DIRECTIONS FOR THIS TASK: What follows is a block of records; reproduce all of it verbatim.

[Data extracted from a collection]
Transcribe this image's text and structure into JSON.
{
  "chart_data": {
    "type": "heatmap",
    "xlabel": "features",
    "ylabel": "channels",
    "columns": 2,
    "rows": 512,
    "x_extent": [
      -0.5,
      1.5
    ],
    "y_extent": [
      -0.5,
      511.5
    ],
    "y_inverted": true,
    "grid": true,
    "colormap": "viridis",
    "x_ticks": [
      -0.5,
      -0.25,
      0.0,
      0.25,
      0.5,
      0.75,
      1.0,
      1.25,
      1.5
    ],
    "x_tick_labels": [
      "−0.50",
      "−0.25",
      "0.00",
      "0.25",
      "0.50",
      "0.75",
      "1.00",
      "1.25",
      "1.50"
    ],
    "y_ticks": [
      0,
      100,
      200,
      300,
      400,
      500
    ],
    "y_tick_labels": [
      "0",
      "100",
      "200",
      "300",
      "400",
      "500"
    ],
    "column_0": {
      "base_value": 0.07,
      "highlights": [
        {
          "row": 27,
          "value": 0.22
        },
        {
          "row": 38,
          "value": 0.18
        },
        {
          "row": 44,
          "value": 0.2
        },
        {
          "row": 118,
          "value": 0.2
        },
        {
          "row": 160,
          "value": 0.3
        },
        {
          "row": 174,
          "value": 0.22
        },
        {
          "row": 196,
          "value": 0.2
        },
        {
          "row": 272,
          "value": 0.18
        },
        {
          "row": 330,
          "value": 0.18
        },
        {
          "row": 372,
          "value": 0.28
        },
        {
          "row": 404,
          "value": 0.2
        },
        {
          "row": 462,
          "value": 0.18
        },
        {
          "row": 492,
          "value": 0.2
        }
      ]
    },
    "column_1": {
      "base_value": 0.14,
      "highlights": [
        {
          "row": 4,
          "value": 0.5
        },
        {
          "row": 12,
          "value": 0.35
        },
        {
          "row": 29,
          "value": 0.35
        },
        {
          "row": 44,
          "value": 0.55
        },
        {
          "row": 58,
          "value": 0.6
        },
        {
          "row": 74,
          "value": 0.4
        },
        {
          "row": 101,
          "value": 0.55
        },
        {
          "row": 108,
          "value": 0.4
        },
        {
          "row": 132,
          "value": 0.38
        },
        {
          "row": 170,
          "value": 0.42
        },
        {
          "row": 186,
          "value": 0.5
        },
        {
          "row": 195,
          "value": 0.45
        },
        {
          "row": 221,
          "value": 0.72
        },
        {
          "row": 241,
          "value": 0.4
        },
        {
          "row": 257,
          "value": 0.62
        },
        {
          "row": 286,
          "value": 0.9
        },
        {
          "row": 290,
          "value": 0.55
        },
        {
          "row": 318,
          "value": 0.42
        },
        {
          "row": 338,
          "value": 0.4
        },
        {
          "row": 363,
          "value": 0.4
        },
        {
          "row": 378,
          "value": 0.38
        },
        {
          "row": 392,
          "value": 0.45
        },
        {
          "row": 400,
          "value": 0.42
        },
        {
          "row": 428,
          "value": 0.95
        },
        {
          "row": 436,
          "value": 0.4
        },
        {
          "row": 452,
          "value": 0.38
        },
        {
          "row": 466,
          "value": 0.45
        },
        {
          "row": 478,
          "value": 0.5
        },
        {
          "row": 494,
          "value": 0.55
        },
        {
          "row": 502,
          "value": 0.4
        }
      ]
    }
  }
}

RESULT OF THE TASK:
Transcribe this image's text and structure into JSON.
{
  "chart_data": {
    "type": "heatmap",
    "xlabel": "features",
    "ylabel": "channels",
    "columns": 2,
    "rows": 512,
    "x_extent": [
      -0.5,
      1.5
    ],
    "y_extent": [
      -0.5,
      511.5
    ],
    "y_inverted": true,
    "grid": true,
    "colormap": "viridis",
    "x_ticks": [
      -0.5,
      -0.25,
      0.0,
      0.25,
      0.5,
      0.75,
      1.0,
      1.25,
      1.5
    ],
    "x_tick_labels": [
      "−0.50",
      "−0.25",
      "0.00",
      "0.25",
      "0.50",
      "0.75",
      "1.00",
      "1.25",
      "1.50"
    ],
    "y_ticks": [
      0,
      100,
      200,
      300,
      400,
      500
    ],
    "y_tick_labels": [
      "0",
      "100",
      "200",
      "300",
      "400",
      "500"
    ],
    "column_0": {
      "base_value": 0.07,
      "highlights": [
        {
          "row": 27,
          "value": 0.22
        },
        {
          "row": 38,
          "value": 0.18
        },
        {
          "row": 44,
          "value": 0.2
        },
        {
          "row": 118,
          "value": 0.2
        },
        {
          "row": 160,
          "value": 0.3
        },
        {
          "row": 174,
          "value": 0.22
        },
        {
          "row": 196,
          "value": 0.2
        },
        {
          "row": 272,
          "value": 0.18
        },
        {
          "row": 330,
          "value": 0.18
        },
        {
          "row": 372,
          "value": 0.28
        },
        {
          "row": 404,
          "value": 0.2
        },
        {
          "row": 462,
          "value": 0.18
        },
        {
          "row": 492,
          "value": 0.2
        }
      ]
    },
    "column_1": {
      "base_value": 0.14,
      "highlights": [
        {
          "row": 4,
          "value": 0.5
        },
        {
          "row": 12,
          "value": 0.35
        },
        {
          "row": 29,
          "value": 0.35
        },
        {
          "row": 44,
          "value": 0.55
        },
        {
          "row": 58,
          "value": 0.6
        },
        {
          "row": 74,
          "value": 0.4
        },
        {
          "row": 101,
          "value": 0.55
        },
        {
          "row": 108,
          "value": 0.4
        },
        {
          "row": 132,
          "value": 0.38
        },
        {
          "row": 170,
          "value": 0.42
        },
        {
          "row": 186,
          "value": 0.5
        },
        {
          "row": 195,
          "value": 0.45
        },
        {
          "row": 221,
          "value": 0.72
        },
        {
          "row": 241,
          "value": 0.4
        },
        {
          "row": 257,
          "value": 0.62
        },
        {
          "row": 286,
          "value": 0.9
        },
        {
          "row": 290,
          "value": 0.55
        },
        {
          "row": 318,
          "value": 0.42
        },
        {
          "row": 338,
          "value": 0.4
        },
        {
          "row": 363,
          "value": 0.4
        },
        {
          "row": 378,
          "value": 0.38
        },
        {
          "row": 392,
          "value": 0.45
        },
        {
          "row": 400,
          "value": 0.42
        },
        {
          "row": 428,
          "value": 0.95
        },
        {
          "row": 436,
          "value": 0.4
        },
        {
          "row": 452,
          "value": 0.38
        },
        {
          "row": 466,
          "value": 0.45
        },
        {
          "row": 478,
          "value": 0.5
        },
        {
          "row": 494,
          "value": 0.55
        },
        {
          "row": 502,
          "value": 0.4
        }
      ]
    }
  }
}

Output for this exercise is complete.